§ Stated exercise A
Starting at the beginning of the listing and ending at the line that contains "legend-label: Pengertyyppi B", present the lines as a Markdown table with the columns n and Line, numbering each row and leaving out blank lines.

§ Document excerpt
☆ ☆ ☆ ☆ ☆
Once More Unto The Breach

The Camp claims to be “Europe's original, best & most exclusive weight-loss boot camp for fitness” and boasts that clients will “Drop a dress size and get fit in one week”. The word ‘sceptical’ didn’t quite cover my feelings about this claim. Then my mother and sister booked onto The Camp’s Scottish LUXURY fitness retreat for a week of weight-loss and mother-daughter bonding. All of a sudden scepticism turned to envy and I experienced the unusual sensation of FOMO (fear of missing out) in relation to a week of military inspired physical training. When was the last time that happened? Well, be careful what you wish for. A few weeks before their planned visit to The Camp, my mother slipped on a half defrosted haddock my grandma left on the stairs (stranger than fiction), severely twisted her ankle, and broke a bone in her foot. My mum asked me to step into the breach and join my sister at the camp. Envy turned to sheer panic. Would I really be able to survive a week of short rations, interval training, and no Diet Coke? And what about the bonding?
☆ ☆ ☆ ☆ ☆
§ Exercise materials
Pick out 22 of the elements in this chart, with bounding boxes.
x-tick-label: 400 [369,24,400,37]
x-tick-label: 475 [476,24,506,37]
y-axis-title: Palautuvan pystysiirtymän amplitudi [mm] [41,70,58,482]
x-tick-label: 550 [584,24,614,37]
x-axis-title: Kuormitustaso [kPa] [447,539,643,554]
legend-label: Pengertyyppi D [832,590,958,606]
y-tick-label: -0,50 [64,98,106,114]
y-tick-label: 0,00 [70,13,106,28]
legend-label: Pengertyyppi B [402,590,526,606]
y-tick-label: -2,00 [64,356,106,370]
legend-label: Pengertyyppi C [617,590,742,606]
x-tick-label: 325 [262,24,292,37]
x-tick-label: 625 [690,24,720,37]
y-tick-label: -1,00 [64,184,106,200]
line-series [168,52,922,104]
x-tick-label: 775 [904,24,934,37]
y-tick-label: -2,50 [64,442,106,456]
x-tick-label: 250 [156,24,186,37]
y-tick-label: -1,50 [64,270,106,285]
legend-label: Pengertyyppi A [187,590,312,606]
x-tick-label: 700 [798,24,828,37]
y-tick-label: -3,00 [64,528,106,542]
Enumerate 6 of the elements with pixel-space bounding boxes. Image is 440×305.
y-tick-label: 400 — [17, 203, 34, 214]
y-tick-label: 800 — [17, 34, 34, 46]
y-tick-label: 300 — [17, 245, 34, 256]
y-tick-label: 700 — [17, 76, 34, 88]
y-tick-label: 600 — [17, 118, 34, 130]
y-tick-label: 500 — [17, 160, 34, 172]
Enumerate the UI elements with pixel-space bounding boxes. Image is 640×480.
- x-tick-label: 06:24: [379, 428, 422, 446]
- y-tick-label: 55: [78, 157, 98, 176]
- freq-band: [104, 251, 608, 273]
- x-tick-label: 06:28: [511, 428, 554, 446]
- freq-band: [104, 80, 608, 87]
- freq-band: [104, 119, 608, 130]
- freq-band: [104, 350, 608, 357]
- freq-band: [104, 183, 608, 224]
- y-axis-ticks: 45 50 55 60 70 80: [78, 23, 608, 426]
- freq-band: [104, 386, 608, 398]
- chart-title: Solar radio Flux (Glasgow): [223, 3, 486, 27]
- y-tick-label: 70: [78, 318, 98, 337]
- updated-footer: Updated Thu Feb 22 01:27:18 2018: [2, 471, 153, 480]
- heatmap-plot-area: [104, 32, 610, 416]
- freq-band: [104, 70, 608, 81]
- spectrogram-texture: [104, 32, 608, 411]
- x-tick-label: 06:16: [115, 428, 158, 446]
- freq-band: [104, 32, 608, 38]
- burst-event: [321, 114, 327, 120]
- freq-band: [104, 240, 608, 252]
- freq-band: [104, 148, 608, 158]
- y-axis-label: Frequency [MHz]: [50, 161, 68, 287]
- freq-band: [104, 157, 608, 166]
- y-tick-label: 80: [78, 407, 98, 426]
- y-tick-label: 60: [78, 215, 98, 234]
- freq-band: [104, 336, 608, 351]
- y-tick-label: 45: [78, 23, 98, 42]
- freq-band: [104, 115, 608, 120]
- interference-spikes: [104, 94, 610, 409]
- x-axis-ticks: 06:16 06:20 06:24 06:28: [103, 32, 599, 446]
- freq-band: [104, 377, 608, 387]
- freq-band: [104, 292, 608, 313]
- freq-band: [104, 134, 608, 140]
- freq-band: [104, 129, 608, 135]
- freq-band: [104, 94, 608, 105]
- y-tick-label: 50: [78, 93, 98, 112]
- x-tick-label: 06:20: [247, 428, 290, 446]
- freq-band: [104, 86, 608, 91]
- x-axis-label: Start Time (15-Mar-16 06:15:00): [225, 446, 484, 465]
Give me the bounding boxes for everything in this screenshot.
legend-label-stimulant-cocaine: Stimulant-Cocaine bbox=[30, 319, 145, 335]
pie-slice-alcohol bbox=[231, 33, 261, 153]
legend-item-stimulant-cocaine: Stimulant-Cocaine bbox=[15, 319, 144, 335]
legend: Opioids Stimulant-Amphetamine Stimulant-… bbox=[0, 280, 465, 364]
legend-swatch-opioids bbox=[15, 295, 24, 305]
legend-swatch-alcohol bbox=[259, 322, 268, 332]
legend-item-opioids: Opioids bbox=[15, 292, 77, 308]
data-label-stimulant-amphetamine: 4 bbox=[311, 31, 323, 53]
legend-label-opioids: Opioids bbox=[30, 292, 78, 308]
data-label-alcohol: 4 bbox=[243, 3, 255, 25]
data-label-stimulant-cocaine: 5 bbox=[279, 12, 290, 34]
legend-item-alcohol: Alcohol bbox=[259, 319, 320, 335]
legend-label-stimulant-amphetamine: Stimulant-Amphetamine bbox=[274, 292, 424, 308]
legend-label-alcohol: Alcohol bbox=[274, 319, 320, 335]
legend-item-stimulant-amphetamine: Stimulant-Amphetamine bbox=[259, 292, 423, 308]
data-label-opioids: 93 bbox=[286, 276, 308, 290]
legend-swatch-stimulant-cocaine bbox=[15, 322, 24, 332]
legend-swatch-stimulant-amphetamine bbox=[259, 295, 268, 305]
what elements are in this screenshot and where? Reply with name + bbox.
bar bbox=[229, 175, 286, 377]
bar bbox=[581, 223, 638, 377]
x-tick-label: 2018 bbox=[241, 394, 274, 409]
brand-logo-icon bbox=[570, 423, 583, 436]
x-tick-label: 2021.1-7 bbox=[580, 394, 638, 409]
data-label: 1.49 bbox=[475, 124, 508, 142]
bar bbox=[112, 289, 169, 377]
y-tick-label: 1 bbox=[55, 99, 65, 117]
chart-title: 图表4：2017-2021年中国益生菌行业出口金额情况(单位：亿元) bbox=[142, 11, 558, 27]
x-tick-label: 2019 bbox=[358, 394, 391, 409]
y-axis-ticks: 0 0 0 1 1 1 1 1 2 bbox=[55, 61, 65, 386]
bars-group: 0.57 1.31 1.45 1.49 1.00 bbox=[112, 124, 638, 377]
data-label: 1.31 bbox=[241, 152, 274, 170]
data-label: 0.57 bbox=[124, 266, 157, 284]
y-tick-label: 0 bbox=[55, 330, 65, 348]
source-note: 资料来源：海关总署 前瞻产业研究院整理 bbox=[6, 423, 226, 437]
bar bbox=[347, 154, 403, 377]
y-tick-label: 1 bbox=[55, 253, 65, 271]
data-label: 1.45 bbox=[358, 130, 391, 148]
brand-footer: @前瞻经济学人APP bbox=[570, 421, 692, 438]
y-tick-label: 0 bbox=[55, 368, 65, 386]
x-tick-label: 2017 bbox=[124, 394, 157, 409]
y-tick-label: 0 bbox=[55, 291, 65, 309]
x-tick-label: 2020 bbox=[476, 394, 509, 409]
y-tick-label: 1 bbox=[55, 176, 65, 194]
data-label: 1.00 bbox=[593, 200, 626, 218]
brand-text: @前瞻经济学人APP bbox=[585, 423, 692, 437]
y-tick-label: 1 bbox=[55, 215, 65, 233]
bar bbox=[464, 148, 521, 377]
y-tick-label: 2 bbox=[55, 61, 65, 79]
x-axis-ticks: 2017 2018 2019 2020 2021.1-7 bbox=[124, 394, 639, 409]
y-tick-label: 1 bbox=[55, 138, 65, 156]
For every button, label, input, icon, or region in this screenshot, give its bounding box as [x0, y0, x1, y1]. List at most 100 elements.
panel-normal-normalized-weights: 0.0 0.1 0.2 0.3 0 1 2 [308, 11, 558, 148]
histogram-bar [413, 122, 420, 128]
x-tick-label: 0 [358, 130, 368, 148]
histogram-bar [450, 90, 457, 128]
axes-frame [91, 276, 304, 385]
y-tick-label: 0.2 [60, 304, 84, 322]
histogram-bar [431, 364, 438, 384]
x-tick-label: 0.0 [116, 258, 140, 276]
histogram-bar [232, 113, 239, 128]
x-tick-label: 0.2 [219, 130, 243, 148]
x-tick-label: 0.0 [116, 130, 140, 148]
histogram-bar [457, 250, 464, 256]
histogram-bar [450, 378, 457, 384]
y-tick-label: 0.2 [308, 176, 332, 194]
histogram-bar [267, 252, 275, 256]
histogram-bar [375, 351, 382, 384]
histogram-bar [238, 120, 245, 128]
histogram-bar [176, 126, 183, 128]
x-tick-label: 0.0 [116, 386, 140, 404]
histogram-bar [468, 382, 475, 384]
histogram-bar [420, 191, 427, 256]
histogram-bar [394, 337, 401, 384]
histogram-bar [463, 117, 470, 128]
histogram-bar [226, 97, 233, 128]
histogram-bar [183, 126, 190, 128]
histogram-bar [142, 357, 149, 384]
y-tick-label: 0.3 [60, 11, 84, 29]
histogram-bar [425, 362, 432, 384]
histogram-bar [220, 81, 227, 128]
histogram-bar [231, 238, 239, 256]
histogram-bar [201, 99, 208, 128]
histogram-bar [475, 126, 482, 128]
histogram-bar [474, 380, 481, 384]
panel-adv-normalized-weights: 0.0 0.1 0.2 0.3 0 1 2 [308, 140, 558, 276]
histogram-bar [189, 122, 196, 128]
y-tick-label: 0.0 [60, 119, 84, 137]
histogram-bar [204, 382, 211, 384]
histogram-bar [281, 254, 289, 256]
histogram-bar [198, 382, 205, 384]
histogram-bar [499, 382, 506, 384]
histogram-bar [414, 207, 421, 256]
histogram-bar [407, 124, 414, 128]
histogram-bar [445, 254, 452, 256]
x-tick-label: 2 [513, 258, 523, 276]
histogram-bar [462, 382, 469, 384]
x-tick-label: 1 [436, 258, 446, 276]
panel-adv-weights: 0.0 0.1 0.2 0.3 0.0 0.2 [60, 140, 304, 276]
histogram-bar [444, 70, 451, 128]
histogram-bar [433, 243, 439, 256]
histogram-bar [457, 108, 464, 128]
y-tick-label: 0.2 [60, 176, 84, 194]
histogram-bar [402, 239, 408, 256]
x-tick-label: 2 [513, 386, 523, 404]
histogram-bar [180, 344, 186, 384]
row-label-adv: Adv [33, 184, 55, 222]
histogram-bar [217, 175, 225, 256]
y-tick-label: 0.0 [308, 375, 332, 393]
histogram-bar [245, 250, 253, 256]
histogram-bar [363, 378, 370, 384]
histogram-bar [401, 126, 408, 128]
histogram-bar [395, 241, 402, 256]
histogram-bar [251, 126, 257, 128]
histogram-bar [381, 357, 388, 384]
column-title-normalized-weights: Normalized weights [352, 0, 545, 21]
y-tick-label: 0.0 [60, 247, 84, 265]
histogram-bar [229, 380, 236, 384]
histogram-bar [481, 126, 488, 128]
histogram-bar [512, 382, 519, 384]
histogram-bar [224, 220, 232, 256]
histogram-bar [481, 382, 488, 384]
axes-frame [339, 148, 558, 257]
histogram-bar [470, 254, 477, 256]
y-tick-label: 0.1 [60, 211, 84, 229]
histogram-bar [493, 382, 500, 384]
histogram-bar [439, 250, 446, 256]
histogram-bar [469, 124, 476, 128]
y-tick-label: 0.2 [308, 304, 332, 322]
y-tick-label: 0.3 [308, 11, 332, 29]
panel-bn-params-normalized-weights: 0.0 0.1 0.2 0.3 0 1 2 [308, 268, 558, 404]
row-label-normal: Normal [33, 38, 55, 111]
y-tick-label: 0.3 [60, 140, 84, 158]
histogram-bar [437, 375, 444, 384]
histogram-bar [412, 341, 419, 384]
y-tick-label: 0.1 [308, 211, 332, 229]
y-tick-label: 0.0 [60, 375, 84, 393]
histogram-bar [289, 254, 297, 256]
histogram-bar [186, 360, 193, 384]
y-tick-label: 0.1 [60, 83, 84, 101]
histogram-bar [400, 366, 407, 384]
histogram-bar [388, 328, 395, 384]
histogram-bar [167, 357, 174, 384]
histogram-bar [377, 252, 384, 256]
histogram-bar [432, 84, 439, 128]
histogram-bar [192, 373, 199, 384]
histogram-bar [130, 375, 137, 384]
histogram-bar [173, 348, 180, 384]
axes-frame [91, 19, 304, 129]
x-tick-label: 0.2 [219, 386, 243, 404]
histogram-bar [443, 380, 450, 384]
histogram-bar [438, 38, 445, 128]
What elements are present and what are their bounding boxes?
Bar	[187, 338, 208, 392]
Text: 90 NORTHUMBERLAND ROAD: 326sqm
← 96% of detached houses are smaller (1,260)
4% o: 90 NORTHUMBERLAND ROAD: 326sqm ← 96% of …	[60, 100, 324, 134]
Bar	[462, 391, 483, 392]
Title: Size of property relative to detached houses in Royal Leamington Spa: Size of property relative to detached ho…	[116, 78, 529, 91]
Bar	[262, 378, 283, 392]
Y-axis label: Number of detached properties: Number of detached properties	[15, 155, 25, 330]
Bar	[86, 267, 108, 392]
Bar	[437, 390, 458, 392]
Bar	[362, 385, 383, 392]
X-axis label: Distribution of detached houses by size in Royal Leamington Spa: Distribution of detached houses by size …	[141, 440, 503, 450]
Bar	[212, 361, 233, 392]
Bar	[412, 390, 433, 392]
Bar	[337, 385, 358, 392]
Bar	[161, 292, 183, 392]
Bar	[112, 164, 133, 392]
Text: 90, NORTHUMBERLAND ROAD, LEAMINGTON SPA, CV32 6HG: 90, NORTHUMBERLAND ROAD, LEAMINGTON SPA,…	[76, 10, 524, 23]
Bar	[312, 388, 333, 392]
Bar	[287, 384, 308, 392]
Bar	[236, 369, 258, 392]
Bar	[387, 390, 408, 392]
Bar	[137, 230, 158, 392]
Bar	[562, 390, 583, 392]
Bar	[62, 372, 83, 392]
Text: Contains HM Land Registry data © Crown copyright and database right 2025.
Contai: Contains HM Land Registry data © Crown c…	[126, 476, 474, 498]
☆ ☆ ☆ ☆ ☆
§ Stated exercise B
Translate this sentence from the boot camp piece into Spanish: "My mum asked me to step into the breach and join my sister at the camp."

§ Written answer A
| n | Line |
|---|---|
| 1 | Pick out 22 of the elements in this chart, with bounding boxes. |
| 2 | x-tick-label: 400 [369,24,400,37] |
| 3 | x-tick-label: 475 [476,24,506,37] |
| 4 | y-axis-title: Palautuvan pystysiirtymän amplitudi [mm] [41,70,58,482] |
| 5 | x-tick-label: 550 [584,24,614,37] |
| 6 | x-axis-title: Kuormitustaso [kPa] [447,539,643,554] |
| 7 | legend-label: Pengertyyppi D [832,590,958,606] |
| 8 | y-tick-label: -0,50 [64,98,106,114] |
| 9 | y-tick-label: 0,00 [70,13,106,28] |
| 10 | legend-label: Pengertyyppi B [402,590,526,606] |

§ Written answer B
Mi madre me pidió que ocupara su lugar y acompañara a mi hermana en el campamento.